Your answer should be one number: how many lines of the data include the string "variable"?
────────
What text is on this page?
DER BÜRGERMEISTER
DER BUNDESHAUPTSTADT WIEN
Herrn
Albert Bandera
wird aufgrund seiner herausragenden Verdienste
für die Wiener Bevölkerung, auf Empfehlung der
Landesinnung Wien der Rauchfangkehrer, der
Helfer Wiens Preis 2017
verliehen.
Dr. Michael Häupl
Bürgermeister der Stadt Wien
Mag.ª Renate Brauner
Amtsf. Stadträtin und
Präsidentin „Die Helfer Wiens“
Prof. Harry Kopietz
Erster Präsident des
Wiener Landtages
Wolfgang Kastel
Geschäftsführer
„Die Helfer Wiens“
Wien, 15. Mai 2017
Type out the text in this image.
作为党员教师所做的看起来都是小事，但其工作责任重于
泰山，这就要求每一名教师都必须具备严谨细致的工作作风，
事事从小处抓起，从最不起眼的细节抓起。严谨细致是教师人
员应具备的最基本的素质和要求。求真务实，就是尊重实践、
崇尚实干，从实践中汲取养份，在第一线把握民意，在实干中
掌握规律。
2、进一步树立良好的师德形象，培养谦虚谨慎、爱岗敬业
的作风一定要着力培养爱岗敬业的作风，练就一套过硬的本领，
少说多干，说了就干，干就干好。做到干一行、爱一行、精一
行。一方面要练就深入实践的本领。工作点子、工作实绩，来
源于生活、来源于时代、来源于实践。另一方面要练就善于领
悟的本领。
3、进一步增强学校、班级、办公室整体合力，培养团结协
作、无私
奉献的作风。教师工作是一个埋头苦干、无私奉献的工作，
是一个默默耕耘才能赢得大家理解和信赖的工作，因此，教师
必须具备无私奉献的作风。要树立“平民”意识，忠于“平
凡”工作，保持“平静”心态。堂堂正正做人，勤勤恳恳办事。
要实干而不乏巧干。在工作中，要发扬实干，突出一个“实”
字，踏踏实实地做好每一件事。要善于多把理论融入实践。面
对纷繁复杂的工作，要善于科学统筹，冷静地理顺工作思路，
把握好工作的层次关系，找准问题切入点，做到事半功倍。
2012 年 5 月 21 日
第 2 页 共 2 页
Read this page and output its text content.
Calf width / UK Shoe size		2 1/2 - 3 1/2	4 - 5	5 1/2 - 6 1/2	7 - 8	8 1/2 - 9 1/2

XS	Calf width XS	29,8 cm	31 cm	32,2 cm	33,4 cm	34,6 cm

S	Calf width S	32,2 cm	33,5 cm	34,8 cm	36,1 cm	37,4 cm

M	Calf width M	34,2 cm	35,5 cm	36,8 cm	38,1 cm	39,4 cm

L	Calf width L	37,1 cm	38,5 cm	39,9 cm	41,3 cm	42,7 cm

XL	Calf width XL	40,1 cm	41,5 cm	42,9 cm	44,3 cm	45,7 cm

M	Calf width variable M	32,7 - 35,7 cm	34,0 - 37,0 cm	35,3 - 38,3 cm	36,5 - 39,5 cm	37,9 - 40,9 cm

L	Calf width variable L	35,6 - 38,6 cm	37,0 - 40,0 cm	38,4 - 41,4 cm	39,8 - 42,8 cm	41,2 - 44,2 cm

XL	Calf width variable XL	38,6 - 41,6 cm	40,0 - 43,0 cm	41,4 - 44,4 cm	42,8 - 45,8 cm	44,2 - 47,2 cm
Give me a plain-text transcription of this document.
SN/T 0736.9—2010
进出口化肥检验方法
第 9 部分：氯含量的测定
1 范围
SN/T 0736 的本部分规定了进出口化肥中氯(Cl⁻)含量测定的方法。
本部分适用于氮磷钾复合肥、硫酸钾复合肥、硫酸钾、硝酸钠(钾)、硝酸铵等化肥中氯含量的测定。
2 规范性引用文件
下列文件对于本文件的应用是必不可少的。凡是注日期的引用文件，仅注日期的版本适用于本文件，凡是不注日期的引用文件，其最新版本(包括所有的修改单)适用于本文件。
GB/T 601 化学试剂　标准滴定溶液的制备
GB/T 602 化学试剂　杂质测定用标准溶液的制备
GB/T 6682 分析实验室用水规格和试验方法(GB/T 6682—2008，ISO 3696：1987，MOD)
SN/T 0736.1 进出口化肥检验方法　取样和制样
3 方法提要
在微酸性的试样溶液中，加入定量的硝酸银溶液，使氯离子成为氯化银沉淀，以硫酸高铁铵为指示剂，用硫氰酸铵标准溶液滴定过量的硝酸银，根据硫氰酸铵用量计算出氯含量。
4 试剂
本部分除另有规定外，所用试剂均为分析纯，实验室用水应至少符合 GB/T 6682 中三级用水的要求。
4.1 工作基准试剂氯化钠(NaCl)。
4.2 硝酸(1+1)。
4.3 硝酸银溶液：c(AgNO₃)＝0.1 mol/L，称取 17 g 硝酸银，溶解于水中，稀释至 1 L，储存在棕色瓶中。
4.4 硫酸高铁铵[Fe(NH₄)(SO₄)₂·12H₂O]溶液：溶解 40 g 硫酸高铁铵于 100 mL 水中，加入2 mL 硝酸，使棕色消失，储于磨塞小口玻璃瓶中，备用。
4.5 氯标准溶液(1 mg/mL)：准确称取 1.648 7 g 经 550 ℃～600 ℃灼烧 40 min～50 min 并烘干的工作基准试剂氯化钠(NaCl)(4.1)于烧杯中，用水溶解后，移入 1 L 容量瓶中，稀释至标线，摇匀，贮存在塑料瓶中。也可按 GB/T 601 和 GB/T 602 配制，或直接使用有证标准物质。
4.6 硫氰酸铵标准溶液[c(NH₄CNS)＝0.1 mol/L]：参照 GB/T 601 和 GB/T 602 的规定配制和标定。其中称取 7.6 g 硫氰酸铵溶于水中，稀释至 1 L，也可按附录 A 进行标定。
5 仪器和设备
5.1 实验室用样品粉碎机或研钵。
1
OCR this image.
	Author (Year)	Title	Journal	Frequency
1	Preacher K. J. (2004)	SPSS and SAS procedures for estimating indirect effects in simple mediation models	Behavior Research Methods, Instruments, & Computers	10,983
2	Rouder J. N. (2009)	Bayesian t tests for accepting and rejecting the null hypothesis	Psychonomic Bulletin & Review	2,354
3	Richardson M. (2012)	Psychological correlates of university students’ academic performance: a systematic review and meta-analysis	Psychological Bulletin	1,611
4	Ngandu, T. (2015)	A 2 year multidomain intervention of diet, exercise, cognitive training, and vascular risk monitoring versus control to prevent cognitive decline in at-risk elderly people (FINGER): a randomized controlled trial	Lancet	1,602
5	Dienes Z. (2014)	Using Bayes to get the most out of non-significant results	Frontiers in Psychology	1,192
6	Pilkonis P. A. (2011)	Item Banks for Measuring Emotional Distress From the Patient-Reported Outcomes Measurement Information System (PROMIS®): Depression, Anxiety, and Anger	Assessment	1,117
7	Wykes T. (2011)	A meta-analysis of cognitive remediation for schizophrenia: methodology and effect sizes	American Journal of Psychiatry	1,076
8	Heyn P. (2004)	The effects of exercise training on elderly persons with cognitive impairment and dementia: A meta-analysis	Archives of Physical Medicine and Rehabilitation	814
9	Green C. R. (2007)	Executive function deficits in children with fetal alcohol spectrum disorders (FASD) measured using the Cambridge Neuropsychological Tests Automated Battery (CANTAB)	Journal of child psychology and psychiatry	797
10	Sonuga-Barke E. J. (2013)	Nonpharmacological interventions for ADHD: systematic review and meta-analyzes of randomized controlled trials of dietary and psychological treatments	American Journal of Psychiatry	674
────────
*EXERCISE ANSWER*.
3